Retype the whole of the data exactly.

Items from a dataset:
* * * * * * * * *
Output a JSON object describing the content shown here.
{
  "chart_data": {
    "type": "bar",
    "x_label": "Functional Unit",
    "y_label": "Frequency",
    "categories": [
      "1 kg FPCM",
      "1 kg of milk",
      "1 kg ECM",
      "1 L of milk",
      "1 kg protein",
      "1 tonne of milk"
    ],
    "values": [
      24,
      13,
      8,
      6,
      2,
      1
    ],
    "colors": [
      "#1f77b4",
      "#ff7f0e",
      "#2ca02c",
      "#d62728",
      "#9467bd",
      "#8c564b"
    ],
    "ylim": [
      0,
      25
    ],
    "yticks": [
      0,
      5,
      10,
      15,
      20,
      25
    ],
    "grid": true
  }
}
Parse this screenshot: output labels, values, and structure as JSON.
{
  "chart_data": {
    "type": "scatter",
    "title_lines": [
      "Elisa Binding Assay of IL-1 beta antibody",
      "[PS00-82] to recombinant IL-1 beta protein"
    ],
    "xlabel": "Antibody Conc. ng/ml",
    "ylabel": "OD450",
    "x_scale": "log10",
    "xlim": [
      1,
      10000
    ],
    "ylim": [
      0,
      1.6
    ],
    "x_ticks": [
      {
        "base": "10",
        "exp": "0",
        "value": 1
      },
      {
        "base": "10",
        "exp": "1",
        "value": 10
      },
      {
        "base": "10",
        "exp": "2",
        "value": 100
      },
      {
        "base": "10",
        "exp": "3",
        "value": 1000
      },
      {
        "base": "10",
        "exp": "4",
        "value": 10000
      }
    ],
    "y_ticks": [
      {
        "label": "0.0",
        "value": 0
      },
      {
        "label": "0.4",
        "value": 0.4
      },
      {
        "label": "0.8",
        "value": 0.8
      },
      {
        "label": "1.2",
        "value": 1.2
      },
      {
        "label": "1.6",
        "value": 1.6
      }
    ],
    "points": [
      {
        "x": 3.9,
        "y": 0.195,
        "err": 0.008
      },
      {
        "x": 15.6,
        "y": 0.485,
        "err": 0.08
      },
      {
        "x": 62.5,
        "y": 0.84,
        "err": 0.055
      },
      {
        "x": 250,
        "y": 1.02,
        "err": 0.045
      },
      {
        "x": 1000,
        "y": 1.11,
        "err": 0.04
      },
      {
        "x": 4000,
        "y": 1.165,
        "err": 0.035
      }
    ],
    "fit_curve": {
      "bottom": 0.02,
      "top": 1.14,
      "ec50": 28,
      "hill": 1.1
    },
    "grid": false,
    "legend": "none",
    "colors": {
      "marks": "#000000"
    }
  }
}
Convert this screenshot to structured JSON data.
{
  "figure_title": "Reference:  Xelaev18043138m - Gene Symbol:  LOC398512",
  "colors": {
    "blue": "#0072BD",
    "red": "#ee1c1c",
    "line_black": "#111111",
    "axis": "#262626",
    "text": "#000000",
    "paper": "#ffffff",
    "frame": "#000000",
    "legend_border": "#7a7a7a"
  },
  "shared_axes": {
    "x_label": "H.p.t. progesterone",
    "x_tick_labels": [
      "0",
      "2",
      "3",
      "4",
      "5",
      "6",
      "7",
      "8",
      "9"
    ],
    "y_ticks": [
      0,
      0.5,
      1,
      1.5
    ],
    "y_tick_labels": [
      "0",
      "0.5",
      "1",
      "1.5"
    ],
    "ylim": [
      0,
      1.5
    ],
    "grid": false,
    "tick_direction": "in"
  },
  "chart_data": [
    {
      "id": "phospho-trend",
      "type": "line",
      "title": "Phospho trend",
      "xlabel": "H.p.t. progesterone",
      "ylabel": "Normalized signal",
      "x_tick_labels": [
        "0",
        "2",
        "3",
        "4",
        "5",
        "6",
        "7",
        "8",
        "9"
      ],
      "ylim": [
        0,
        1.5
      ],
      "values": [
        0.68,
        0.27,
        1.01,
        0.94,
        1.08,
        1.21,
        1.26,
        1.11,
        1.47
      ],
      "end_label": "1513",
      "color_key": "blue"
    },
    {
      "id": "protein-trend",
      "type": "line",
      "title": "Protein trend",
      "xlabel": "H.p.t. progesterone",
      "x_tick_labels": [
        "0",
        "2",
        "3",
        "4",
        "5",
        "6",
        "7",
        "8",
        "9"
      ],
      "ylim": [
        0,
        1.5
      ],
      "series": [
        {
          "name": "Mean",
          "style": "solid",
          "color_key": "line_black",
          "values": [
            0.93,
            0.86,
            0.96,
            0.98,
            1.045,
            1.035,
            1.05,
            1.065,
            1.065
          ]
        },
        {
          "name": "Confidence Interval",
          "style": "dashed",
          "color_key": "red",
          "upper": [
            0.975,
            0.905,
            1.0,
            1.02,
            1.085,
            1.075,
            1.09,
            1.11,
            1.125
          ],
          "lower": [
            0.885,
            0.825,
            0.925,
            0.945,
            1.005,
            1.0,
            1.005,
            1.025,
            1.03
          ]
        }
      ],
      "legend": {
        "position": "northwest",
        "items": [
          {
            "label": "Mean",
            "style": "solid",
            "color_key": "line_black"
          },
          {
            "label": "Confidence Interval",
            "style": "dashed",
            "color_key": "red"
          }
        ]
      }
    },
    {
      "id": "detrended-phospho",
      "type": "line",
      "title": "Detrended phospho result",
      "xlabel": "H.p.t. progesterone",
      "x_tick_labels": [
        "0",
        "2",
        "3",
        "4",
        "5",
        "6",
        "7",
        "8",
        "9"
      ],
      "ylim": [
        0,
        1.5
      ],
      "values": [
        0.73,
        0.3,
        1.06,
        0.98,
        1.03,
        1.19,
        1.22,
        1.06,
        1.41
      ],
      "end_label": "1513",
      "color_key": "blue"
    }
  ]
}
* * * * * * * * *
Answer area:
Output a JSON object describing the content shown here.
{
  "chart_data": {
    "type": "bar",
    "x_label": "Functional Unit",
    "y_label": "Frequency",
    "categories": [
      "1 kg FPCM",
      "1 kg of milk",
      "1 kg ECM",
      "1 L of milk",
      "1 kg protein",
      "1 tonne of milk"
    ],
    "values": [
      24,
      13,
      8,
      6,
      2,
      1
    ],
    "colors": [
      "#1f77b4",
      "#ff7f0e",
      "#2ca02c",
      "#d62728",
      "#9467bd",
      "#8c564b"
    ],
    "ylim": [
      0,
      25
    ],
    "yticks": [
      0,
      5,
      10,
      15,
      20,
      25
    ],
    "grid": true
  }
}
Parse this screenshot: output labels, values, and structure as JSON.
{
  "chart_data": {
    "type": "scatter",
    "title_lines": [
      "Elisa Binding Assay of IL-1 beta antibody",
      "[PS00-82] to recombinant IL-1 beta protein"
    ],
    "xlabel": "Antibody Conc. ng/ml",
    "ylabel": "OD450",
    "x_scale": "log10",
    "xlim": [
      1,
      10000
    ],
    "ylim": [
      0,
      1.6
    ],
    "x_ticks": [
      {
        "base": "10",
        "exp": "0",
        "value": 1
      },
      {
        "base": "10",
        "exp": "1",
        "value": 10
      },
      {
        "base": "10",
        "exp": "2",
        "value": 100
      },
      {
        "base": "10",
        "exp": "3",
        "value": 1000
      },
      {
        "base": "10",
        "exp": "4",
        "value": 10000
      }
    ],
    "y_ticks": [
      {
        "label": "0.0",
        "value": 0
      },
      {
        "label": "0.4",
        "value": 0.4
      },
      {
        "label": "0.8",
        "value": 0.8
      },
      {
        "label": "1.2",
        "value": 1.2
      },
      {
        "label": "1.6",
        "value": 1.6
      }
    ],
    "points": [
      {
        "x": 3.9,
        "y": 0.195,
        "err": 0.008
      },
      {
        "x": 15.6,
        "y": 0.485,
        "err": 0.08
      },
      {
        "x": 62.5,
        "y": 0.84,
        "err": 0.055
      },
      {
        "x": 250,
        "y": 1.02,
        "err": 0.045
      },
      {
        "x": 1000,
        "y": 1.11,
        "err": 0.04
      },
      {
        "x": 4000,
        "y": 1.165,
        "err": 0.035
      }
    ],
    "fit_curve": {
      "bottom": 0.02,
      "top": 1.14,
      "ec50": 28,
      "hill": 1.1
    },
    "grid": false,
    "legend": "none",
    "colors": {
      "marks": "#000000"
    }
  }
}
Convert this screenshot to structured JSON data.
{
  "figure_title": "Reference:  Xelaev18043138m - Gene Symbol:  LOC398512",
  "colors": {
    "blue": "#0072BD",
    "red": "#ee1c1c",
    "line_black": "#111111",
    "axis": "#262626",
    "text": "#000000",
    "paper": "#ffffff",
    "frame": "#000000",
    "legend_border": "#7a7a7a"
  },
  "shared_axes": {
    "x_label": "H.p.t. progesterone",
    "x_tick_labels": [
      "0",
      "2",
      "3",
      "4",
      "5",
      "6",
      "7",
      "8",
      "9"
    ],
    "y_ticks": [
      0,
      0.5,
      1,
      1.5
    ],
    "y_tick_labels": [
      "0",
      "0.5",
      "1",
      "1.5"
    ],
    "ylim": [
      0,
      1.5
    ],
    "grid": false,
    "tick_direction": "in"
  },
  "chart_data": [
    {
      "id": "phospho-trend",
      "type": "line",
      "title": "Phospho trend",
      "xlabel": "H.p.t. progesterone",
      "ylabel": "Normalized signal",
      "x_tick_labels": [
        "0",
        "2",
        "3",
        "4",
        "5",
        "6",
        "7",
        "8",
        "9"
      ],
      "ylim": [
        0,
        1.5
      ],
      "values": [
        0.68,
        0.27,
        1.01,
        0.94,
        1.08,
        1.21,
        1.26,
        1.11,
        1.47
      ],
      "end_label": "1513",
      "color_key": "blue"
    },
    {
      "id": "protein-trend",
      "type": "line",
      "title": "Protein trend",
      "xlabel": "H.p.t. progesterone",
      "x_tick_labels": [
        "0",
        "2",
        "3",
        "4",
        "5",
        "6",
        "7",
        "8",
        "9"
      ],
      "ylim": [
        0,
        1.5
      ],
      "series": [
        {
          "name": "Mean",
          "style": "solid",
          "color_key": "line_black",
          "values": [
            0.93,
            0.86,
            0.96,
            0.98,
            1.045,
            1.035,
            1.05,
            1.065,
            1.065
          ]
        },
        {
          "name": "Confidence Interval",
          "style": "dashed",
          "color_key": "red",
          "upper": [
            0.975,
            0.905,
            1.0,
            1.02,
            1.085,
            1.075,
            1.09,
            1.11,
            1.125
          ],
          "lower": [
            0.885,
            0.825,
            0.925,
            0.945,
            1.005,
            1.0,
            1.005,
            1.025,
            1.03
          ]
        }
      ],
      "legend": {
        "position": "northwest",
        "items": [
          {
            "label": "Mean",
            "style": "solid",
            "color_key": "line_black"
          },
          {
            "label": "Confidence Interval",
            "style": "dashed",
            "color_key": "red"
          }
        ]
      }
    },
    {
      "id": "detrended-phospho",
      "type": "line",
      "title": "Detrended phospho result",
      "xlabel": "H.p.t. progesterone",
      "x_tick_labels": [
        "0",
        "2",
        "3",
        "4",
        "5",
        "6",
        "7",
        "8",
        "9"
      ],
      "ylim": [
        0,
        1.5
      ],
      "values": [
        0.73,
        0.3,
        1.06,
        0.98,
        1.03,
        1.19,
        1.22,
        1.06,
        1.41
      ],
      "end_label": "1513",
      "color_key": "blue"
    }
  ]
}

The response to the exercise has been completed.